Rows from a dataset
_ _ _ _ _

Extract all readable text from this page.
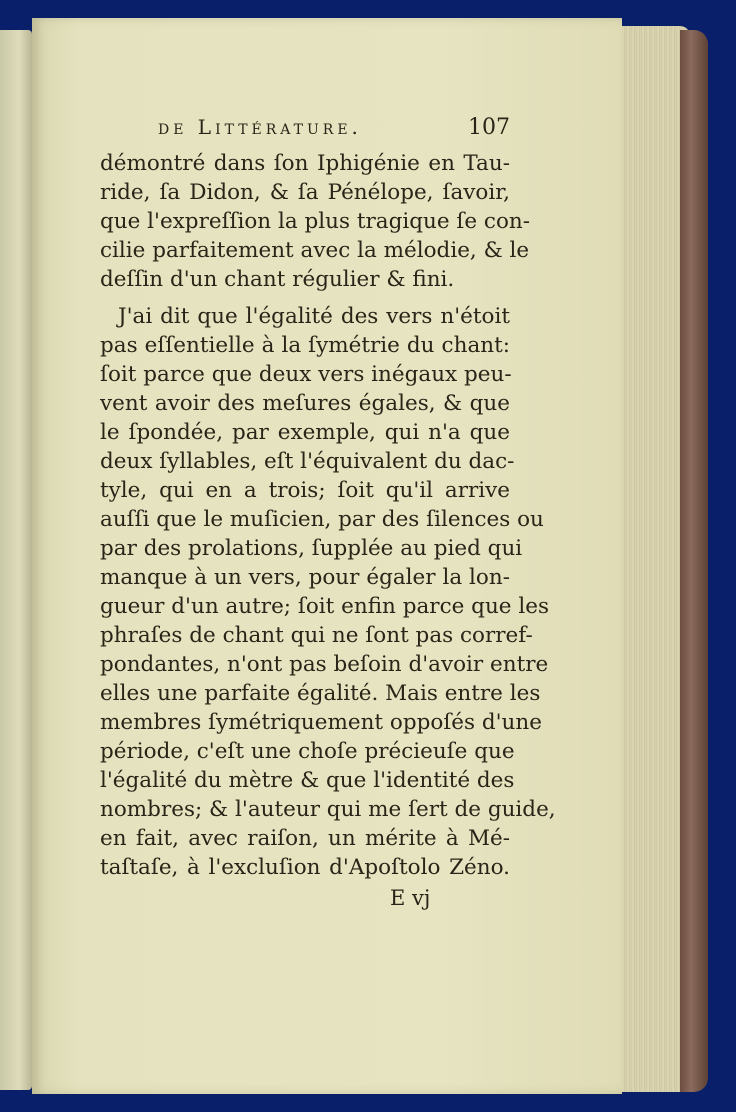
de Littérature.	107
démontré dans ſon Iphigénie en Tau-
ride, ſa Didon, & ſa Pénélope, ſavoir,
que l'expreſſion la plus tragique ſe con-
cilie parfaitement avec la mélodie, & le
deſſin d'un chant régulier & fini.
J'ai dit que l'égalité des vers n'étoit
pas eſſentielle à la ſymétrie du chant:
ſoit parce que deux vers inégaux peu-
vent avoir des meſures égales, & que
le ſpondée, par exemple, qui n'a que
deux ſyllables, eſt l'équivalent du dac-
tyle, qui en a trois; ſoit qu'il arrive
auſſi que le muſicien, par des ſilences ou
par des prolations, ſupplée au pied qui
manque à un vers, pour égaler la lon-
gueur d'un autre; ſoit enfin parce que les
phraſes de chant qui ne ſont pas corref-
pondantes, n'ont pas beſoin d'avoir entre
elles une parfaite égalité. Mais entre les
membres ſymétriquement oppoſés d'une
période, c'eſt une choſe précieuſe que
l'égalité du mètre & que l'identité des
nombres; & l'auteur qui me ſert de guide,
en fait, avec raiſon, un mérite à Mé-
taſtaſe, à l'excluſion d'Apoſtolo Zéno.
E vj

_ _ _ _ _

Your goal => Quote the entries above word for word. Leave the images out.

Written solution =>
Extract all readable text from this page.
de Littérature.	107
démontré dans ſon Iphigénie en Tau-
ride, ſa Didon, & ſa Pénélope, ſavoir,
que l'expreſſion la plus tragique ſe con-
cilie parfaitement avec la mélodie, & le
deſſin d'un chant régulier & fini.
J'ai dit que l'égalité des vers n'étoit
pas eſſentielle à la ſymétrie du chant:
ſoit parce que deux vers inégaux peu-
vent avoir des meſures égales, & que
le ſpondée, par exemple, qui n'a que
deux ſyllables, eſt l'équivalent du dac-
tyle, qui en a trois; ſoit qu'il arrive
auſſi que le muſicien, par des ſilences ou
par des prolations, ſupplée au pied qui
manque à un vers, pour égaler la lon-
gueur d'un autre; ſoit enfin parce que les
phraſes de chant qui ne ſont pas corref-
pondantes, n'ont pas beſoin d'avoir entre
elles une parfaite égalité. Mais entre les
membres ſymétriquement oppoſés d'une
période, c'eſt une choſe précieuſe que
l'égalité du mètre & que l'identité des
nombres; & l'auteur qui me ſert de guide,
en fait, avec raiſon, un mérite à Mé-
taſtaſe, à l'excluſion d'Apoſtolo Zéno.
E vj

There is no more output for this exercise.